● **Task prompt**: Provide only the number of lines where "placeholder" occurs.

● **Listing**:
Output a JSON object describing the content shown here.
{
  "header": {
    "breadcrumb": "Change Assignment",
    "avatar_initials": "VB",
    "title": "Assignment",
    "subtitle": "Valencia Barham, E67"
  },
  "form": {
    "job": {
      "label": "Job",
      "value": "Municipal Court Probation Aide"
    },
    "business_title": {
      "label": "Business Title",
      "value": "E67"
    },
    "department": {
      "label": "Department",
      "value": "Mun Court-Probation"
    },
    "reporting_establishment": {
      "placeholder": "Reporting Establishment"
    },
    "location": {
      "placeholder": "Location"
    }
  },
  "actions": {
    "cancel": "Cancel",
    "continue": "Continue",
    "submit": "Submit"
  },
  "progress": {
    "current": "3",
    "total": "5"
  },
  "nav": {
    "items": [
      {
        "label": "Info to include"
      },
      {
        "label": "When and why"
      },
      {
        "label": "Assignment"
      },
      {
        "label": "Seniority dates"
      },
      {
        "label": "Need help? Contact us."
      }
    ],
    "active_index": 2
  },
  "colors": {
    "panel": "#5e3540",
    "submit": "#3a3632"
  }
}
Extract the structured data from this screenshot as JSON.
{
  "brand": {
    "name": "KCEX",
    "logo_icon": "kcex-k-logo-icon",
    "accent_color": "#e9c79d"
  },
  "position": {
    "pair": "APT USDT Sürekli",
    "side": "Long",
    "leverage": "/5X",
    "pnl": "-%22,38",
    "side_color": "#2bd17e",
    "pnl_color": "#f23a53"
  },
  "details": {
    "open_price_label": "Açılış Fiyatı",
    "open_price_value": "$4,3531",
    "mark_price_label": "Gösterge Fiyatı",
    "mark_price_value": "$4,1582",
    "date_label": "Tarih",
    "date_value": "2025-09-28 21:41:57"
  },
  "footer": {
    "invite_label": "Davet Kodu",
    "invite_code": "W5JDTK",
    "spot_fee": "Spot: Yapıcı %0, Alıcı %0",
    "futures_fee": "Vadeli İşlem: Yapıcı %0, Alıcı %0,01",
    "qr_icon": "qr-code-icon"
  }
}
--
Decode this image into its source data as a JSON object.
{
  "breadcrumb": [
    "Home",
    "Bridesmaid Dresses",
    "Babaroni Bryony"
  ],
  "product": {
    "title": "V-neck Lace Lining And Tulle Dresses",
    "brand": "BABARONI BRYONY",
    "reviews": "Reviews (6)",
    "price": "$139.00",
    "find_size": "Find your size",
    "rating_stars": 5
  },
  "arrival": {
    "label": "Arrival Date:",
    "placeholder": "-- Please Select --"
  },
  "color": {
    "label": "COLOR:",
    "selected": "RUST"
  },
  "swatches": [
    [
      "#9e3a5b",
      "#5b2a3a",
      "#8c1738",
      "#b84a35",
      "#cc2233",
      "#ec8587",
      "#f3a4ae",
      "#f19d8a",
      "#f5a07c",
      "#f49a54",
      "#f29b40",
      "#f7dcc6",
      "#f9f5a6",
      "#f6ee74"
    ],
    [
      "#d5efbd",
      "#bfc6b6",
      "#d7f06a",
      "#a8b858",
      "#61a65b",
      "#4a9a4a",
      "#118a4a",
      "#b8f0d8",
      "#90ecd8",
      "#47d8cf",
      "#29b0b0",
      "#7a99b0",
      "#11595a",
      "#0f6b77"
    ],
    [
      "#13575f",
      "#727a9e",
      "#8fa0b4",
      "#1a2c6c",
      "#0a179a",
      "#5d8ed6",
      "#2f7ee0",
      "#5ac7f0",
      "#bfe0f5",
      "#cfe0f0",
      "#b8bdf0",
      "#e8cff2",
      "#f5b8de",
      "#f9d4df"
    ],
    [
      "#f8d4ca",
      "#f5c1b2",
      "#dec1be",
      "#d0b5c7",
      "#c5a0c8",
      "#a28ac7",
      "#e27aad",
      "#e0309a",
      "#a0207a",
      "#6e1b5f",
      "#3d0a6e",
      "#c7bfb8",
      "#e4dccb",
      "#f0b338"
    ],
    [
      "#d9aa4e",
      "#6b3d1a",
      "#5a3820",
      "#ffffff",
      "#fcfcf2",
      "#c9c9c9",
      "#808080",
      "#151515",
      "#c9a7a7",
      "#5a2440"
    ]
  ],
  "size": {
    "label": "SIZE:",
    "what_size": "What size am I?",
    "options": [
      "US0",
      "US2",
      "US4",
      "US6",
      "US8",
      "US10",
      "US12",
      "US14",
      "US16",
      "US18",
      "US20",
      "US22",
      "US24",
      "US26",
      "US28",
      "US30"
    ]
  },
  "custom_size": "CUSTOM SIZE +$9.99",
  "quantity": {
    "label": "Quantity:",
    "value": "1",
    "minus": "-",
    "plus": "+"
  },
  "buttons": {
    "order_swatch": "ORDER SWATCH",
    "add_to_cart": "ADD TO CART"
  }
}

● **Solved problem**: 3